Instruction:
Write out all of the lines below, character for character, without changing anything.

[Source data]
------------------------------

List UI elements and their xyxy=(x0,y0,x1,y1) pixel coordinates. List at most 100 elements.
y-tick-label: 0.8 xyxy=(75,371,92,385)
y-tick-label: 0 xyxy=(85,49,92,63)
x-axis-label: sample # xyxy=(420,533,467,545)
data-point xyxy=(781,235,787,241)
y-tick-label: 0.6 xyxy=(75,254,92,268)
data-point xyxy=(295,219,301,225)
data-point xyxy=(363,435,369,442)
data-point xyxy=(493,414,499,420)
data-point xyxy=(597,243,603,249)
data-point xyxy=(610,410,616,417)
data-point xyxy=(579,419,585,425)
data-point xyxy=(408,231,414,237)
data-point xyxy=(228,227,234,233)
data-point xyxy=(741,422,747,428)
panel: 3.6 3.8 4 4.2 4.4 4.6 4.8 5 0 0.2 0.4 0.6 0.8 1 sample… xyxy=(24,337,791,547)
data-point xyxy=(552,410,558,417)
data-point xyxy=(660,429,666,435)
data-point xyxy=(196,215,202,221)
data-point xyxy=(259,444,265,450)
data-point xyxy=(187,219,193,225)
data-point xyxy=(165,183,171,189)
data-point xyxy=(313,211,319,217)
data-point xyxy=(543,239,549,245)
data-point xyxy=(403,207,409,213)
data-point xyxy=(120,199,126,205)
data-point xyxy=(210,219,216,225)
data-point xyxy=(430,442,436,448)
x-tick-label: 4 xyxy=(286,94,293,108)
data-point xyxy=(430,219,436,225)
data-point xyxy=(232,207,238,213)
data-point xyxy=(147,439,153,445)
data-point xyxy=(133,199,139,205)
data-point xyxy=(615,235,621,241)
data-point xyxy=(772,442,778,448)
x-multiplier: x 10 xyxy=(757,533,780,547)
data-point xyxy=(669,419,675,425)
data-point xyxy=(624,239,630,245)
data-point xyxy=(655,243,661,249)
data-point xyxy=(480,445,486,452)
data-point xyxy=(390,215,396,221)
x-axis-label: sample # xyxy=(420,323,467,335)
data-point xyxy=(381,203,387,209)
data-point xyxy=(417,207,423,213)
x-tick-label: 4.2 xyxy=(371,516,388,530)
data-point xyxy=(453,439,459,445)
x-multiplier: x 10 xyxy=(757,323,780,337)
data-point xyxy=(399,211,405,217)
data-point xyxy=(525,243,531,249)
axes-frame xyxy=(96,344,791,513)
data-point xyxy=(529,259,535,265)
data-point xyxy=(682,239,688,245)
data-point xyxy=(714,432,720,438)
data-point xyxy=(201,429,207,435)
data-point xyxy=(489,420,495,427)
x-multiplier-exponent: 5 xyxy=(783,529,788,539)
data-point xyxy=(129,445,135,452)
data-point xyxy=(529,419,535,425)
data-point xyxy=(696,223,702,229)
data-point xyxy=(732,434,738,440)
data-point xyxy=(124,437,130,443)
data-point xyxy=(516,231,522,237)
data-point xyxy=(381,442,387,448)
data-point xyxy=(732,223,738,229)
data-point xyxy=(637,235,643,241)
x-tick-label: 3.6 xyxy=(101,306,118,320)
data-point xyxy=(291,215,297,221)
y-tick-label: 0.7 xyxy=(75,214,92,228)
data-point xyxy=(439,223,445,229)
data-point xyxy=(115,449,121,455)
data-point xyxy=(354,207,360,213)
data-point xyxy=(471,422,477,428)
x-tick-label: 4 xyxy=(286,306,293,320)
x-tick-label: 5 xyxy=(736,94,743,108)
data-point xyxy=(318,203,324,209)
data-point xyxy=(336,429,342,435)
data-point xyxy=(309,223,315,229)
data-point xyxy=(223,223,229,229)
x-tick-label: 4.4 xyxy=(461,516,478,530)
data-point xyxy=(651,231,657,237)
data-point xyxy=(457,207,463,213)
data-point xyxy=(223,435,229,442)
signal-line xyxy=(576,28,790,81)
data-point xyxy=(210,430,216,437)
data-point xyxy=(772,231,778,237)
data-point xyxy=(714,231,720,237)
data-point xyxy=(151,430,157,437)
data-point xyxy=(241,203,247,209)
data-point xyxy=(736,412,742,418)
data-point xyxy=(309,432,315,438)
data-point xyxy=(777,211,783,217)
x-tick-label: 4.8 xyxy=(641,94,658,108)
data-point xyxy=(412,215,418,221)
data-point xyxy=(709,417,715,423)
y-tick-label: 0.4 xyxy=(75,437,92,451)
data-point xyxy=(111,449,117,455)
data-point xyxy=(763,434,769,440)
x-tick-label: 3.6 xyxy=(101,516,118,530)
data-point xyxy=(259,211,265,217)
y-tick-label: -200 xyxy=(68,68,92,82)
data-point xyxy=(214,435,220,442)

------------------------------

Output:
List UI elements and their xyxy=(x0,y0,x1,y1) pixel coordinates. List at most 100 elements.
y-tick-label: 0.8 xyxy=(75,371,92,385)
y-tick-label: 0 xyxy=(85,49,92,63)
x-axis-label: sample # xyxy=(420,533,467,545)
data-point xyxy=(781,235,787,241)
y-tick-label: 0.6 xyxy=(75,254,92,268)
data-point xyxy=(295,219,301,225)
data-point xyxy=(363,435,369,442)
data-point xyxy=(493,414,499,420)
data-point xyxy=(597,243,603,249)
data-point xyxy=(610,410,616,417)
data-point xyxy=(579,419,585,425)
data-point xyxy=(408,231,414,237)
data-point xyxy=(228,227,234,233)
data-point xyxy=(741,422,747,428)
panel: 3.6 3.8 4 4.2 4.4 4.6 4.8 5 0 0.2 0.4 0.6 0.8 1 sample… xyxy=(24,337,791,547)
data-point xyxy=(552,410,558,417)
data-point xyxy=(660,429,666,435)
data-point xyxy=(196,215,202,221)
data-point xyxy=(259,444,265,450)
data-point xyxy=(187,219,193,225)
data-point xyxy=(165,183,171,189)
data-point xyxy=(313,211,319,217)
data-point xyxy=(543,239,549,245)
data-point xyxy=(403,207,409,213)
data-point xyxy=(120,199,126,205)
data-point xyxy=(210,219,216,225)
data-point xyxy=(430,442,436,448)
x-tick-label: 4 xyxy=(286,94,293,108)
data-point xyxy=(430,219,436,225)
data-point xyxy=(232,207,238,213)
data-point xyxy=(147,439,153,445)
data-point xyxy=(133,199,139,205)
data-point xyxy=(615,235,621,241)
data-point xyxy=(772,442,778,448)
x-multiplier: x 10 xyxy=(757,533,780,547)
data-point xyxy=(669,419,675,425)
data-point xyxy=(624,239,630,245)
data-point xyxy=(655,243,661,249)
data-point xyxy=(480,445,486,452)
data-point xyxy=(390,215,396,221)
x-axis-label: sample # xyxy=(420,323,467,335)
data-point xyxy=(381,203,387,209)
data-point xyxy=(417,207,423,213)
x-tick-label: 4.2 xyxy=(371,516,388,530)
data-point xyxy=(453,439,459,445)
x-multiplier: x 10 xyxy=(757,323,780,337)
data-point xyxy=(399,211,405,217)
data-point xyxy=(525,243,531,249)
axes-frame xyxy=(96,344,791,513)
data-point xyxy=(529,259,535,265)
data-point xyxy=(682,239,688,245)
data-point xyxy=(714,432,720,438)
data-point xyxy=(201,429,207,435)
data-point xyxy=(489,420,495,427)
x-multiplier-exponent: 5 xyxy=(783,529,788,539)
data-point xyxy=(129,445,135,452)
data-point xyxy=(529,419,535,425)
data-point xyxy=(696,223,702,229)
data-point xyxy=(732,434,738,440)
data-point xyxy=(124,437,130,443)
data-point xyxy=(516,231,522,237)
data-point xyxy=(381,442,387,448)
data-point xyxy=(732,223,738,229)
data-point xyxy=(637,235,643,241)
x-tick-label: 3.6 xyxy=(101,306,118,320)
data-point xyxy=(291,215,297,221)
y-tick-label: 0.7 xyxy=(75,214,92,228)
data-point xyxy=(439,223,445,229)
data-point xyxy=(115,449,121,455)
data-point xyxy=(354,207,360,213)
data-point xyxy=(471,422,477,428)
x-tick-label: 4 xyxy=(286,306,293,320)
x-tick-label: 5 xyxy=(736,94,743,108)
data-point xyxy=(318,203,324,209)
data-point xyxy=(336,429,342,435)
data-point xyxy=(309,223,315,229)
data-point xyxy=(223,223,229,229)
x-tick-label: 4.4 xyxy=(461,516,478,530)
data-point xyxy=(651,231,657,237)
data-point xyxy=(457,207,463,213)
data-point xyxy=(223,435,229,442)
signal-line xyxy=(576,28,790,81)
data-point xyxy=(210,430,216,437)
data-point xyxy=(772,231,778,237)
data-point xyxy=(714,231,720,237)
data-point xyxy=(151,430,157,437)
data-point xyxy=(241,203,247,209)
data-point xyxy=(736,412,742,418)
data-point xyxy=(309,432,315,438)
data-point xyxy=(777,211,783,217)
x-tick-label: 4.8 xyxy=(641,94,658,108)
data-point xyxy=(412,215,418,221)
data-point xyxy=(709,417,715,423)
y-tick-label: 0.4 xyxy=(75,437,92,451)
data-point xyxy=(111,449,117,455)
data-point xyxy=(763,434,769,440)
x-tick-label: 3.6 xyxy=(101,516,118,530)
data-point xyxy=(259,211,265,217)
y-tick-label: -200 xyxy=(68,68,92,82)
data-point xyxy=(214,435,220,442)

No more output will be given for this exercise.